— Start —
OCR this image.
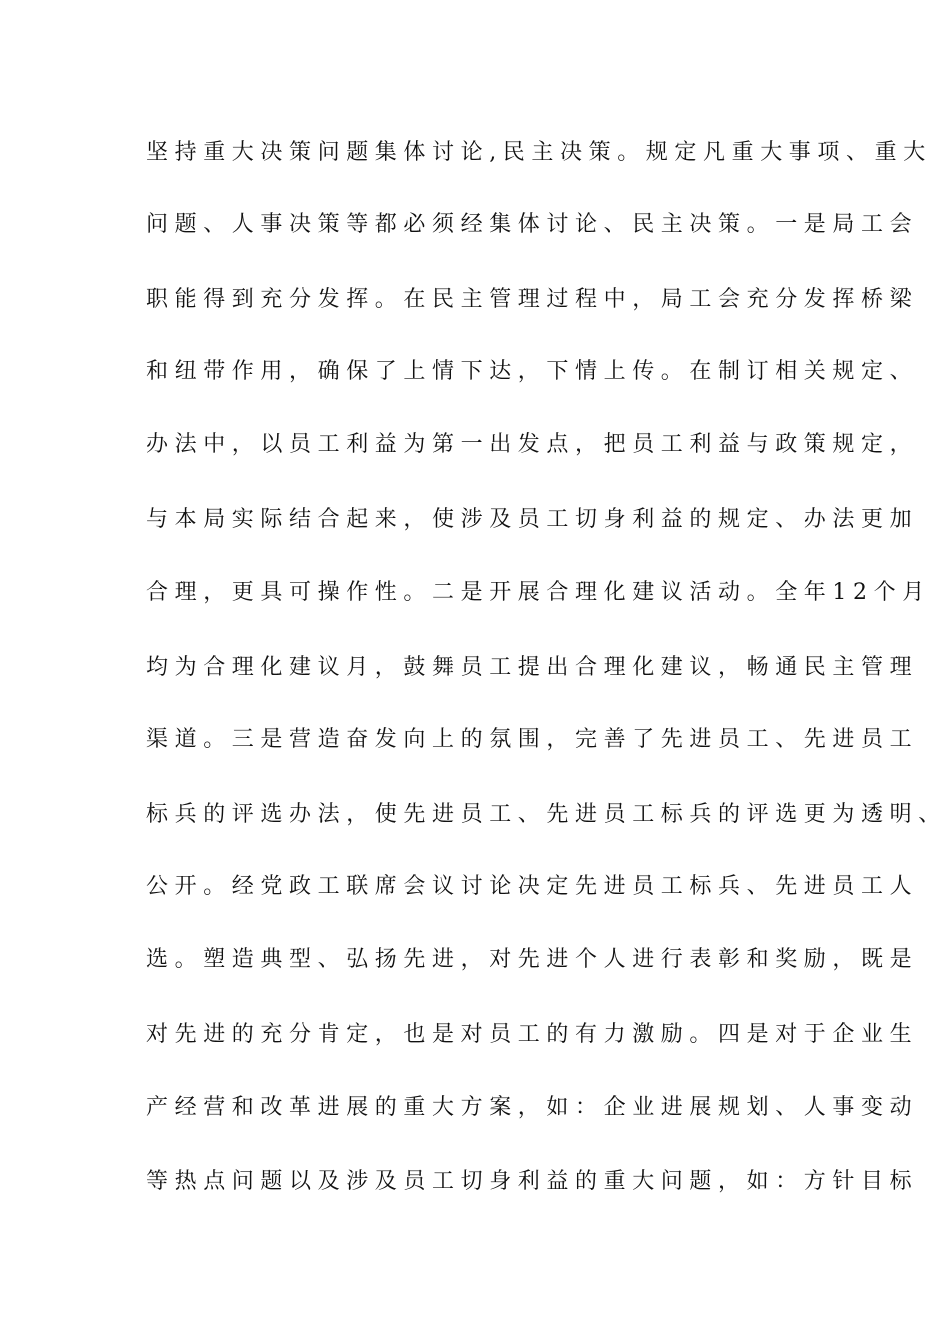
坚持重大决策问题集体讨论,民主决策。规定凡重大事项、重大
问题、人事决策等都必须经集体讨论、民主决策。一是局工会
职能得到充分发挥。在民主管理过程中，局工会充分发挥桥梁
和纽带作用，确保了上情下达，下情上传。在制订相关规定、
办法中，以员工利益为第一出发点，把员工利益与政策规定，
与本局实际结合起来，使涉及员工切身利益的规定、办法更加
合理，更具可操作性。二是开展合理化建议活动。全年12个月
均为合理化建议月，鼓舞员工提出合理化建议，畅通民主管理
渠道。三是营造奋发向上的氛围，完善了先进员工、先进员工
标兵的评选办法，使先进员工、先进员工标兵的评选更为透明、
公开。经党政工联席会议讨论决定先进员工标兵、先进员工人
选。塑造典型、弘扬先进，对先进个人进行表彰和奖励，既是
对先进的充分肯定，也是对员工的有力激励。四是对于企业生
产经营和改革进展的重大方案，如：企业进展规划、人事变动
等热点问题以及涉及员工切身利益的重大问题，如：方针目标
— End —
Skip the pictures and print each record exactly as it stands.

OCR this image.
坚持重大决策问题集体讨论,民主决策。规定凡重大事项、重大
问题、人事决策等都必须经集体讨论、民主决策。一是局工会
职能得到充分发挥。在民主管理过程中，局工会充分发挥桥梁
和纽带作用，确保了上情下达，下情上传。在制订相关规定、
办法中，以员工利益为第一出发点，把员工利益与政策规定，
与本局实际结合起来，使涉及员工切身利益的规定、办法更加
合理，更具可操作性。二是开展合理化建议活动。全年12个月
均为合理化建议月，鼓舞员工提出合理化建议，畅通民主管理
渠道。三是营造奋发向上的氛围，完善了先进员工、先进员工
标兵的评选办法，使先进员工、先进员工标兵的评选更为透明、
公开。经党政工联席会议讨论决定先进员工标兵、先进员工人
选。塑造典型、弘扬先进，对先进个人进行表彰和奖励，既是
对先进的充分肯定，也是对员工的有力激励。四是对于企业生
产经营和改革进展的重大方案，如：企业进展规划、人事变动
等热点问题以及涉及员工切身利益的重大问题，如：方针目标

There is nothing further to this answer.